-- Given task --
Present each line of the entries below that holds the word "PAUSE".

--- Begin Supplied entries ---

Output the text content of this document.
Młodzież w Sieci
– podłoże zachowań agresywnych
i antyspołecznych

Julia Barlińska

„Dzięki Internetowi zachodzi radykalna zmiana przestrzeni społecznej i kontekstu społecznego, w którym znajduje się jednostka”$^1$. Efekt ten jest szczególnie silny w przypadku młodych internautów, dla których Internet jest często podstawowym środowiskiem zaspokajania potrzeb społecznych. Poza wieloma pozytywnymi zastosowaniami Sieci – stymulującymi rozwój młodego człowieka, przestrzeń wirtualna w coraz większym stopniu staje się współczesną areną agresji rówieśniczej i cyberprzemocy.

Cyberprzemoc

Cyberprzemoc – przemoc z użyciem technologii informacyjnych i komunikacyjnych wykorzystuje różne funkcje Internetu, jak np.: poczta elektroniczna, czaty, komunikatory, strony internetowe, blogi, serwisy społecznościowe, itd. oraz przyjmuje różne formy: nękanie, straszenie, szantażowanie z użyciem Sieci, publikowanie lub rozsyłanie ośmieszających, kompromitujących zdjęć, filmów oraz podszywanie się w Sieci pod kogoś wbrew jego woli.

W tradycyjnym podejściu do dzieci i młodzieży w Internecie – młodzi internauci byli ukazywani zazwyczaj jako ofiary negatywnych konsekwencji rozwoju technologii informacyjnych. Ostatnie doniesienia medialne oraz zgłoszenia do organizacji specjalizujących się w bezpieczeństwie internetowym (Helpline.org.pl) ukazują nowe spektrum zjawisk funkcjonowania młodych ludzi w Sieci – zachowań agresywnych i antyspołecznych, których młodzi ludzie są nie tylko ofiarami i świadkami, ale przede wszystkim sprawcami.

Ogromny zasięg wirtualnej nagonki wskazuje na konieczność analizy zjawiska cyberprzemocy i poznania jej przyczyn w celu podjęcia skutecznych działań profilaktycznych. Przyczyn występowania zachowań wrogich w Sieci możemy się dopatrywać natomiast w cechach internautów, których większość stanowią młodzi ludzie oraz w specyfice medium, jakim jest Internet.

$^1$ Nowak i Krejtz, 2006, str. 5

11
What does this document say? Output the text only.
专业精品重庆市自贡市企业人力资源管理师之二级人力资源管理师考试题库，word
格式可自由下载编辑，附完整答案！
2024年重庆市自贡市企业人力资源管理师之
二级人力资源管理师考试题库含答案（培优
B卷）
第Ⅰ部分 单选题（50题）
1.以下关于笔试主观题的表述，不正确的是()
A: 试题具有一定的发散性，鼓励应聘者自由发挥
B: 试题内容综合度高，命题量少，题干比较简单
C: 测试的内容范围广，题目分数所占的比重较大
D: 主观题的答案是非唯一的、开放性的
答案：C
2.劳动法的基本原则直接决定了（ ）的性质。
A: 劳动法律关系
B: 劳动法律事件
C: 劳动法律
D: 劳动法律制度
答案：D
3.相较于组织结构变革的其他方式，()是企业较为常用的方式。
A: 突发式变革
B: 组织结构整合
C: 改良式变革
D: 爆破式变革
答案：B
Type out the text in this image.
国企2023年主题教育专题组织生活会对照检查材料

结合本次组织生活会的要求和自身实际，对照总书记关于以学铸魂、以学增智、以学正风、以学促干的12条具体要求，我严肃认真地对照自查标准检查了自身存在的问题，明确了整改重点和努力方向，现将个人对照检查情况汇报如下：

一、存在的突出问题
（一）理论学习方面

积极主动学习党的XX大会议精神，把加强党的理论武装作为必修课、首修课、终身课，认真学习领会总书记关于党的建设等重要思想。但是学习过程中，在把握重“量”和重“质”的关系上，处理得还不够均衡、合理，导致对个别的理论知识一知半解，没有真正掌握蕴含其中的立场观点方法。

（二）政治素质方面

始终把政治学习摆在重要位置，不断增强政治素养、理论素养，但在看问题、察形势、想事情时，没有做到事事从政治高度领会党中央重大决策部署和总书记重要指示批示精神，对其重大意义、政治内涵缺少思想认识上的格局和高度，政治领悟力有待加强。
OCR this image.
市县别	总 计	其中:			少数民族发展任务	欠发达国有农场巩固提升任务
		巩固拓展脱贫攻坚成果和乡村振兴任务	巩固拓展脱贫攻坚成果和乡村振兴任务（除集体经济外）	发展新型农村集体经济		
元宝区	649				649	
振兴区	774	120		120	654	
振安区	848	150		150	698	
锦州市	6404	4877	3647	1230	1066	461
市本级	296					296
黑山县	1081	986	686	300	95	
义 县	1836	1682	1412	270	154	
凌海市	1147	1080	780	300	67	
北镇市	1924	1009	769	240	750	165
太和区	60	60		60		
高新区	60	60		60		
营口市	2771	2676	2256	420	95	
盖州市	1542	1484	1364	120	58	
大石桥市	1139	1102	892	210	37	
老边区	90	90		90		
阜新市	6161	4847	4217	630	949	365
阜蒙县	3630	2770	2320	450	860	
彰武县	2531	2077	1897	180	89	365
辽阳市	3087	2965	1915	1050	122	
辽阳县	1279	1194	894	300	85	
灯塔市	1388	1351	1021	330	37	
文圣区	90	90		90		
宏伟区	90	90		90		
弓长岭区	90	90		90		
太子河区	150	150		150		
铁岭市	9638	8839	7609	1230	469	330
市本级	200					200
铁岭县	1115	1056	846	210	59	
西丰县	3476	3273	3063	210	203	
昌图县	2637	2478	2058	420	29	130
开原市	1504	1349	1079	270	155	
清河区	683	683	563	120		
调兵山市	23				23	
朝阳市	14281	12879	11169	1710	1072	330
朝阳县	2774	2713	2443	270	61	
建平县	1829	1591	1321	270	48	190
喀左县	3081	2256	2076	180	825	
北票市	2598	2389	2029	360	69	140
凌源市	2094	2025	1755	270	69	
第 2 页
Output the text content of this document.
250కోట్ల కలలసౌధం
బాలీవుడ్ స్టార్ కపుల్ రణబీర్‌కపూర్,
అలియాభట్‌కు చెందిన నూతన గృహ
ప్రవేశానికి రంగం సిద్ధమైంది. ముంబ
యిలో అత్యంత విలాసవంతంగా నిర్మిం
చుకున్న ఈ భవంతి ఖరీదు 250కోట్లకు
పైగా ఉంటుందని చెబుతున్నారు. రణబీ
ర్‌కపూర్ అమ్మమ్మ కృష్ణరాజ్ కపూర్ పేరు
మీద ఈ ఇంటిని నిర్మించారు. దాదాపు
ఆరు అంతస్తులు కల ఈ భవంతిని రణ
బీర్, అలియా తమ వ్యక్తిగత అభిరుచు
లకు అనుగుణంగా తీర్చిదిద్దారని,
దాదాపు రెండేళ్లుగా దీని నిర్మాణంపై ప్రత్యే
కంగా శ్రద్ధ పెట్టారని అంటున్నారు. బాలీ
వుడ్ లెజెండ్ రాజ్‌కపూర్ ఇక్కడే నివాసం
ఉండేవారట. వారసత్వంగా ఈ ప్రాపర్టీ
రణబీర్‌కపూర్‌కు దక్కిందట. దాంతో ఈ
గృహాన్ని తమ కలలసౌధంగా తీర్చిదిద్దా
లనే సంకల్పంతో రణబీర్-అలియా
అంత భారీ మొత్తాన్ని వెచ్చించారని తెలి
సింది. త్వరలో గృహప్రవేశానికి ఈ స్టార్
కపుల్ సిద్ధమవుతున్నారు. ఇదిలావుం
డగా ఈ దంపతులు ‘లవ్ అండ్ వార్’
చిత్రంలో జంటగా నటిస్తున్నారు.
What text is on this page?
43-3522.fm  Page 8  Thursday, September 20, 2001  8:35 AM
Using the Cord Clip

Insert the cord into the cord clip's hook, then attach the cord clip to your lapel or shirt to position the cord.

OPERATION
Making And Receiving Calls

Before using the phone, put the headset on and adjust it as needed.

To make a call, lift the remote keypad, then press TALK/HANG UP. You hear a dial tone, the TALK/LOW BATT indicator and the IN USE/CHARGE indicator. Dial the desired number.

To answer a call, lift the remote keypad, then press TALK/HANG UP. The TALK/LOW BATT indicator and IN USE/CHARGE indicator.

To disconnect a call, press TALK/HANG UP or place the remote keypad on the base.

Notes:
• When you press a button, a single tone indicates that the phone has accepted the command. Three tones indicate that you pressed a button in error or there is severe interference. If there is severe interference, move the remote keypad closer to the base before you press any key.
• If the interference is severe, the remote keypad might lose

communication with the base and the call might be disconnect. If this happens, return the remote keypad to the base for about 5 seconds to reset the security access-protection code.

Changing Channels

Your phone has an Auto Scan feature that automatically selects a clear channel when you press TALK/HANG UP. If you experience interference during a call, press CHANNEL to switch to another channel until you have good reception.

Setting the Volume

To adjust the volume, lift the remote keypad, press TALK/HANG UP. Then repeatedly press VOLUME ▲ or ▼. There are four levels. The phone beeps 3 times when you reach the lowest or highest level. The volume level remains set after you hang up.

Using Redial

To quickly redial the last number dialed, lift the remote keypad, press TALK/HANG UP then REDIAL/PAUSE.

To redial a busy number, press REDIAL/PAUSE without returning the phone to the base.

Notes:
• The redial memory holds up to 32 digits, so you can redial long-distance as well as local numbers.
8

--- End Supplied entries ---

-- Finished exercise --
To quickly redial the last number dialed, lift the remote keypad, press TALK/HANG UP then REDIAL/PAUSE.
To redial a busy number, press REDIAL/PAUSE without returning the phone to the base.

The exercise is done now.